課題の内容: 「アルゴリズムとからだ展」の作品紹介の文章を、最後の文のあとから書き継いでください。

本文:
---*---

アルゴリズムとからだ展icmc2005

※本イベントは2005年12月25日に終了いたしました。

Tape & Video

  • 松村誠一郎 (東京大学大学院) [rifmak]
    "rifmak" は短い時間の音の断片を使って構築した音楽作品です。日常生活の中の音や短いノイズを加工。ディレイの調整。規則性のある反復。それらのプロセスを経て、ひとつひとつには意味が見出しにくい音の断片から表現を生み出す試みです。
  • 小堀大輔 (東京大学大学院) [臨点]
    ごく短い音、Grain を生命の「細胞」にみたて、それらの集まりを「個体」として考えるという発想から生まれた作品。テクニック的な面として、GranularSynthesis によって生成した音の素材を、遺伝的アルゴリズムで自動生成された和声に基づくパラメータで設定されたComb Filter によって、加工した。

---*---

提供資料:
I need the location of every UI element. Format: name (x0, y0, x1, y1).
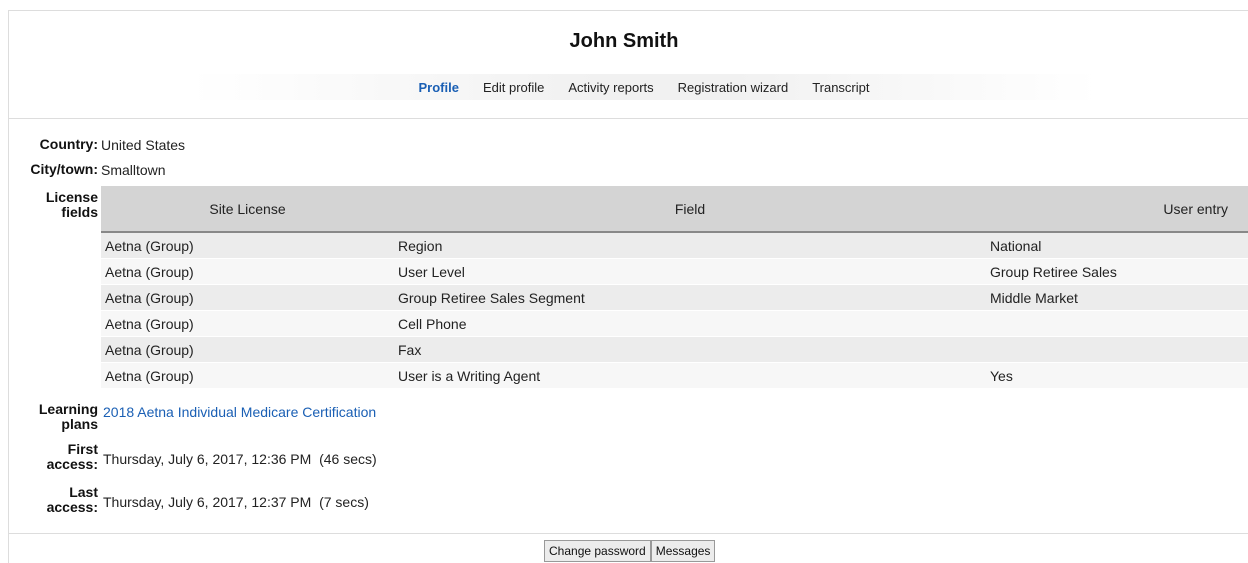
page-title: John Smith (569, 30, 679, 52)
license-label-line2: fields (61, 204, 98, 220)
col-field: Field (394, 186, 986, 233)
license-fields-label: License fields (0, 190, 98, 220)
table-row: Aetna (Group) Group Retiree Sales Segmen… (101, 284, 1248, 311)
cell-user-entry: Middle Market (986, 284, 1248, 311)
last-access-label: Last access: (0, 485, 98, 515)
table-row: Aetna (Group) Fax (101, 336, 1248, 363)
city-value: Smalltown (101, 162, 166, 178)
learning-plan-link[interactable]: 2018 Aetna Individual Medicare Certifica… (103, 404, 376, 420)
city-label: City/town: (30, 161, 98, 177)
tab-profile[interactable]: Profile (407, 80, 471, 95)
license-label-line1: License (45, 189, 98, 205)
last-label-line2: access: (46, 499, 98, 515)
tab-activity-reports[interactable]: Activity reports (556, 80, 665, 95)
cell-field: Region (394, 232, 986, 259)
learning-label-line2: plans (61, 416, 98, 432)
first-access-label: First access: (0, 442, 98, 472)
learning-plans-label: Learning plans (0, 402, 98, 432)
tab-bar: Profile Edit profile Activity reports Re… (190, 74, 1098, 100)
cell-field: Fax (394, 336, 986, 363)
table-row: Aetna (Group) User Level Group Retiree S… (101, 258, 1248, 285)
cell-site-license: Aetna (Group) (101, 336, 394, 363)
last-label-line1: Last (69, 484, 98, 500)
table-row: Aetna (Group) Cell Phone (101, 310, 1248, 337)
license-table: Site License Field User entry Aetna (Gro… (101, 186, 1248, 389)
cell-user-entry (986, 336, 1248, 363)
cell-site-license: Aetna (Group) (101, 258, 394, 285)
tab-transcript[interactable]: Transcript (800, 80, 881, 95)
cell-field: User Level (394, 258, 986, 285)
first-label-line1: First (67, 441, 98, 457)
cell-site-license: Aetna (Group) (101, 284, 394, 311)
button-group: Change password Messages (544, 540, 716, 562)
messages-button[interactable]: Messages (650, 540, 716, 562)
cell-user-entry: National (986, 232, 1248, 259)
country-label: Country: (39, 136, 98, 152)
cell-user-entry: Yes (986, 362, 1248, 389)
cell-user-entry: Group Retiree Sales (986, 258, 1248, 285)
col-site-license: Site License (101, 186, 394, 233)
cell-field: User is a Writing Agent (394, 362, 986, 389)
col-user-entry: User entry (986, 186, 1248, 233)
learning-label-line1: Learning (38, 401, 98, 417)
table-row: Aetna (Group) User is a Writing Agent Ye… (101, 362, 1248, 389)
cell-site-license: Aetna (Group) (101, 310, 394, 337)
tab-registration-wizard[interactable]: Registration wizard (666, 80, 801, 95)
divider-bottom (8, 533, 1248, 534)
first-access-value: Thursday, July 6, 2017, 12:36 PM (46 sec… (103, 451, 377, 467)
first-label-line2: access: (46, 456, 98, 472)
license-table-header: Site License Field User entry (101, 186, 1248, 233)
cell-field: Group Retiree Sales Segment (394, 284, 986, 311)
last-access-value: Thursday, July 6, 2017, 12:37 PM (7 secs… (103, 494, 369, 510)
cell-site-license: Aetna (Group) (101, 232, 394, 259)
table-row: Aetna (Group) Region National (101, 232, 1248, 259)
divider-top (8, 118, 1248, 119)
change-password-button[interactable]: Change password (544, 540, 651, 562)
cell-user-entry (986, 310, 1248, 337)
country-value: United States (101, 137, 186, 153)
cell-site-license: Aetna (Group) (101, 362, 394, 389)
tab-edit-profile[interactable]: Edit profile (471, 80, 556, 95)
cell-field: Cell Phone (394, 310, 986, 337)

---*---

記述での回答:
  • 金子雄大 (昭和音楽大学) [DAWN〜ピアノと電子音のための〜]
    自然と機械文明が見事に共存した場所がある。そこには機械文明が作った物がたくさんある。そして、その地を人間は恐れた。だが、自然は何の恐怖もなしにその地を占領してしまった。そして、遠くの地から鳥達が群れをなしてやってくる。その場所には絶滅したと思っていた生物が生息していたりする。そこは地球にたった一つしかない場所といっても過言ではない。機械文明と自然。この2 つの相反する言葉をテーマし、作曲をした。この作品ではピアノと電子音を使用した。電子音は、3 つの素材から成り立っていて、1 つ目は実際に自然と機械文明が共存した場所の近辺に行き録音した。2 つ目は、この曲で使用するピアノの音を抜粋し、編集、加工した。3 つ目はサイン波を使用した。編集、加工にはPro Tools・Logic を使用した。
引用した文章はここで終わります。